Excerpts from a figure dataset:
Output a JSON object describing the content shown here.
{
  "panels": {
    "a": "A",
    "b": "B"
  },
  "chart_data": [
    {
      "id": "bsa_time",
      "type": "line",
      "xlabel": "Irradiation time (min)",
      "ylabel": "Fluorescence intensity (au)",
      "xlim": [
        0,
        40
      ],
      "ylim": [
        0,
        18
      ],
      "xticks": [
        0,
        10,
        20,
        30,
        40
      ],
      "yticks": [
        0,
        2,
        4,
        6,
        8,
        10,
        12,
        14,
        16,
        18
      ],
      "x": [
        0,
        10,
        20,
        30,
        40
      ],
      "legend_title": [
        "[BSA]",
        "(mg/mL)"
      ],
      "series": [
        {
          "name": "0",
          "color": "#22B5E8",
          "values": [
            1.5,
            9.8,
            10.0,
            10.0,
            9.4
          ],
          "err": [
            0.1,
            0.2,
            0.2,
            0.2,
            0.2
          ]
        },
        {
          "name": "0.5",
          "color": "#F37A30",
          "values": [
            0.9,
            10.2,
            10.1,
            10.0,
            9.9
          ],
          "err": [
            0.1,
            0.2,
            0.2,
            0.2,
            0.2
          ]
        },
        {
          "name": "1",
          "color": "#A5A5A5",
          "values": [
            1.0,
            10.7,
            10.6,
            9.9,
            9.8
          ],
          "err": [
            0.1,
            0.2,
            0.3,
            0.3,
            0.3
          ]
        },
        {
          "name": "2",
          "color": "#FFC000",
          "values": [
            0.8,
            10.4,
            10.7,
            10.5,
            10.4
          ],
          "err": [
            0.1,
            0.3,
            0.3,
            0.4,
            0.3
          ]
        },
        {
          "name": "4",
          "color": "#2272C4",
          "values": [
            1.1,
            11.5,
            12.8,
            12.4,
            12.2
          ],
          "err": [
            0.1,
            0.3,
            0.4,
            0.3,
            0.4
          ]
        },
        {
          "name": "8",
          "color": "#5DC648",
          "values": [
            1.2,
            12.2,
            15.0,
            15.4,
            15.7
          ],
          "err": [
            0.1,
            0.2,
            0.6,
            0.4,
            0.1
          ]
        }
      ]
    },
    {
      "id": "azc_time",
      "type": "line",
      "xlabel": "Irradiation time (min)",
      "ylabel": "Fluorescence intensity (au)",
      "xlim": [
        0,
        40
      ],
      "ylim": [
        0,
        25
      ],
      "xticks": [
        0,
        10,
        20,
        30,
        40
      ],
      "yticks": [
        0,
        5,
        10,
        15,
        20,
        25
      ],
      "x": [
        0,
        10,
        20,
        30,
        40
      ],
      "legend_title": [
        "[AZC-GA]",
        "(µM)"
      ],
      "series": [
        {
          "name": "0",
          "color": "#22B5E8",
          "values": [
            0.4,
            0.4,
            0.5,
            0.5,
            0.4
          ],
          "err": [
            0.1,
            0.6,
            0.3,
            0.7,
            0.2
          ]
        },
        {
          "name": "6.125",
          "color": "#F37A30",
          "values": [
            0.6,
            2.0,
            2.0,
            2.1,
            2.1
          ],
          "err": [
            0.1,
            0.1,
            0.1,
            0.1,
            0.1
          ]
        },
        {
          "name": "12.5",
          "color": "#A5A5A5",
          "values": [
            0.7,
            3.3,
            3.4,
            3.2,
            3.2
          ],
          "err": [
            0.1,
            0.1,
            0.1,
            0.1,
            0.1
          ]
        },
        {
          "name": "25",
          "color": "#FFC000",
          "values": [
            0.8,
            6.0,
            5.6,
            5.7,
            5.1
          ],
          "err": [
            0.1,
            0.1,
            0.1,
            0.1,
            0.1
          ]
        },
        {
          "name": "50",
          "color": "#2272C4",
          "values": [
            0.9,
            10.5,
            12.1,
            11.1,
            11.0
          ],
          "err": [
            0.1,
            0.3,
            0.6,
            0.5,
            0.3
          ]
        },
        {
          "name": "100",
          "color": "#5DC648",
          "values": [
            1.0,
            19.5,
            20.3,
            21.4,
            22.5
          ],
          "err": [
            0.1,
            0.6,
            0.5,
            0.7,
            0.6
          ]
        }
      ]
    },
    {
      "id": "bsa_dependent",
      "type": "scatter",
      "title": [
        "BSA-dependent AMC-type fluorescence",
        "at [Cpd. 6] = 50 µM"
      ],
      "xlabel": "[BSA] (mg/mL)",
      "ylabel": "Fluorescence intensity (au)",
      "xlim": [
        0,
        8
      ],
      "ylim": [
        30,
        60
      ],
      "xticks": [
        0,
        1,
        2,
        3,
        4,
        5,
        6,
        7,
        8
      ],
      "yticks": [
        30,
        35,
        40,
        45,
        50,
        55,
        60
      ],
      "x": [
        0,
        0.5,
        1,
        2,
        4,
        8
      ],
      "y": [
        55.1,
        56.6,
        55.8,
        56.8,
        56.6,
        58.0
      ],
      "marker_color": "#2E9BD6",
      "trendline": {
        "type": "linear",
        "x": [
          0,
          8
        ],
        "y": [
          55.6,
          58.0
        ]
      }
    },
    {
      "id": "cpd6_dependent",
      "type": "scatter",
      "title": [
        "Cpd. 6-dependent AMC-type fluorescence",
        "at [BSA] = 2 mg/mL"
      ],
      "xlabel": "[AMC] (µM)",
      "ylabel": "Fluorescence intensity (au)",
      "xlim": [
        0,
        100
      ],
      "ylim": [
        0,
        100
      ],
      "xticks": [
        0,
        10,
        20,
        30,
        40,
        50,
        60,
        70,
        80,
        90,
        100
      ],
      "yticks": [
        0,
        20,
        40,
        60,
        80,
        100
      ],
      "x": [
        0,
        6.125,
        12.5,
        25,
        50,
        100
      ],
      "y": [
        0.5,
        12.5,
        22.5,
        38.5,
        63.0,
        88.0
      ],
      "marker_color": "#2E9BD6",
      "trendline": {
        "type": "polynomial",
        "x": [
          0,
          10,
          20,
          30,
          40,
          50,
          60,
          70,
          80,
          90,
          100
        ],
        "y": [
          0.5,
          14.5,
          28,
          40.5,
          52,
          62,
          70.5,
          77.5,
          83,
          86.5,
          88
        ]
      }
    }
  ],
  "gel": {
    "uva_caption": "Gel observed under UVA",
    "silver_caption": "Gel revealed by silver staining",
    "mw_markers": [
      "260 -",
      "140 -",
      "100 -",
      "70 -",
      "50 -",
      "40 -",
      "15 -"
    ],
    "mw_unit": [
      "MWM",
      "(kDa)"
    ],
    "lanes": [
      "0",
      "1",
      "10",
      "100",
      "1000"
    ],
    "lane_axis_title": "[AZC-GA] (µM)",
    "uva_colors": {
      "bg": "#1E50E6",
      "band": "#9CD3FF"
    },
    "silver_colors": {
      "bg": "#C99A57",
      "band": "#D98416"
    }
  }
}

§ **WHAT TO PRODUCE**:
Transcribe all of the entries without altering anything.

§ **RESULT BELOW**:
Output a JSON object describing the content shown here.
{
  "panels": {
    "a": "A",
    "b": "B"
  },
  "chart_data": [
    {
      "id": "bsa_time",
      "type": "line",
      "xlabel": "Irradiation time (min)",
      "ylabel": "Fluorescence intensity (au)",
      "xlim": [
        0,
        40
      ],
      "ylim": [
        0,
        18
      ],
      "xticks": [
        0,
        10,
        20,
        30,
        40
      ],
      "yticks": [
        0,
        2,
        4,
        6,
        8,
        10,
        12,
        14,
        16,
        18
      ],
      "x": [
        0,
        10,
        20,
        30,
        40
      ],
      "legend_title": [
        "[BSA]",
        "(mg/mL)"
      ],
      "series": [
        {
          "name": "0",
          "color": "#22B5E8",
          "values": [
            1.5,
            9.8,
            10.0,
            10.0,
            9.4
          ],
          "err": [
            0.1,
            0.2,
            0.2,
            0.2,
            0.2
          ]
        },
        {
          "name": "0.5",
          "color": "#F37A30",
          "values": [
            0.9,
            10.2,
            10.1,
            10.0,
            9.9
          ],
          "err": [
            0.1,
            0.2,
            0.2,
            0.2,
            0.2
          ]
        },
        {
          "name": "1",
          "color": "#A5A5A5",
          "values": [
            1.0,
            10.7,
            10.6,
            9.9,
            9.8
          ],
          "err": [
            0.1,
            0.2,
            0.3,
            0.3,
            0.3
          ]
        },
        {
          "name": "2",
          "color": "#FFC000",
          "values": [
            0.8,
            10.4,
            10.7,
            10.5,
            10.4
          ],
          "err": [
            0.1,
            0.3,
            0.3,
            0.4,
            0.3
          ]
        },
        {
          "name": "4",
          "color": "#2272C4",
          "values": [
            1.1,
            11.5,
            12.8,
            12.4,
            12.2
          ],
          "err": [
            0.1,
            0.3,
            0.4,
            0.3,
            0.4
          ]
        },
        {
          "name": "8",
          "color": "#5DC648",
          "values": [
            1.2,
            12.2,
            15.0,
            15.4,
            15.7
          ],
          "err": [
            0.1,
            0.2,
            0.6,
            0.4,
            0.1
          ]
        }
      ]
    },
    {
      "id": "azc_time",
      "type": "line",
      "xlabel": "Irradiation time (min)",
      "ylabel": "Fluorescence intensity (au)",
      "xlim": [
        0,
        40
      ],
      "ylim": [
        0,
        25
      ],
      "xticks": [
        0,
        10,
        20,
        30,
        40
      ],
      "yticks": [
        0,
        5,
        10,
        15,
        20,
        25
      ],
      "x": [
        0,
        10,
        20,
        30,
        40
      ],
      "legend_title": [
        "[AZC-GA]",
        "(µM)"
      ],
      "series": [
        {
          "name": "0",
          "color": "#22B5E8",
          "values": [
            0.4,
            0.4,
            0.5,
            0.5,
            0.4
          ],
          "err": [
            0.1,
            0.6,
            0.3,
            0.7,
            0.2
          ]
        },
        {
          "name": "6.125",
          "color": "#F37A30",
          "values": [
            0.6,
            2.0,
            2.0,
            2.1,
            2.1
          ],
          "err": [
            0.1,
            0.1,
            0.1,
            0.1,
            0.1
          ]
        },
        {
          "name": "12.5",
          "color": "#A5A5A5",
          "values": [
            0.7,
            3.3,
            3.4,
            3.2,
            3.2
          ],
          "err": [
            0.1,
            0.1,
            0.1,
            0.1,
            0.1
          ]
        },
        {
          "name": "25",
          "color": "#FFC000",
          "values": [
            0.8,
            6.0,
            5.6,
            5.7,
            5.1
          ],
          "err": [
            0.1,
            0.1,
            0.1,
            0.1,
            0.1
          ]
        },
        {
          "name": "50",
          "color": "#2272C4",
          "values": [
            0.9,
            10.5,
            12.1,
            11.1,
            11.0
          ],
          "err": [
            0.1,
            0.3,
            0.6,
            0.5,
            0.3
          ]
        },
        {
          "name": "100",
          "color": "#5DC648",
          "values": [
            1.0,
            19.5,
            20.3,
            21.4,
            22.5
          ],
          "err": [
            0.1,
            0.6,
            0.5,
            0.7,
            0.6
          ]
        }
      ]
    },
    {
      "id": "bsa_dependent",
      "type": "scatter",
      "title": [
        "BSA-dependent AMC-type fluorescence",
        "at [Cpd. 6] = 50 µM"
      ],
      "xlabel": "[BSA] (mg/mL)",
      "ylabel": "Fluorescence intensity (au)",
      "xlim": [
        0,
        8
      ],
      "ylim": [
        30,
        60
      ],
      "xticks": [
        0,
        1,
        2,
        3,
        4,
        5,
        6,
        7,
        8
      ],
      "yticks": [
        30,
        35,
        40,
        45,
        50,
        55,
        60
      ],
      "x": [
        0,
        0.5,
        1,
        2,
        4,
        8
      ],
      "y": [
        55.1,
        56.6,
        55.8,
        56.8,
        56.6,
        58.0
      ],
      "marker_color": "#2E9BD6",
      "trendline": {
        "type": "linear",
        "x": [
          0,
          8
        ],
        "y": [
          55.6,
          58.0
        ]
      }
    },
    {
      "id": "cpd6_dependent",
      "type": "scatter",
      "title": [
        "Cpd. 6-dependent AMC-type fluorescence",
        "at [BSA] = 2 mg/mL"
      ],
      "xlabel": "[AMC] (µM)",
      "ylabel": "Fluorescence intensity (au)",
      "xlim": [
        0,
        100
      ],
      "ylim": [
        0,
        100
      ],
      "xticks": [
        0,
        10,
        20,
        30,
        40,
        50,
        60,
        70,
        80,
        90,
        100
      ],
      "yticks": [
        0,
        20,
        40,
        60,
        80,
        100
      ],
      "x": [
        0,
        6.125,
        12.5,
        25,
        50,
        100
      ],
      "y": [
        0.5,
        12.5,
        22.5,
        38.5,
        63.0,
        88.0
      ],
      "marker_color": "#2E9BD6",
      "trendline": {
        "type": "polynomial",
        "x": [
          0,
          10,
          20,
          30,
          40,
          50,
          60,
          70,
          80,
          90,
          100
        ],
        "y": [
          0.5,
          14.5,
          28,
          40.5,
          52,
          62,
          70.5,
          77.5,
          83,
          86.5,
          88
        ]
      }
    }
  ],
  "gel": {
    "uva_caption": "Gel observed under UVA",
    "silver_caption": "Gel revealed by silver staining",
    "mw_markers": [
      "260 -",
      "140 -",
      "100 -",
      "70 -",
      "50 -",
      "40 -",
      "15 -"
    ],
    "mw_unit": [
      "MWM",
      "(kDa)"
    ],
    "lanes": [
      "0",
      "1",
      "10",
      "100",
      "1000"
    ],
    "lane_axis_title": "[AZC-GA] (µM)",
    "uva_colors": {
      "bg": "#1E50E6",
      "band": "#9CD3FF"
    },
    "silver_colors": {
      "bg": "#C99A57",
      "band": "#D98416"
    }
  }
}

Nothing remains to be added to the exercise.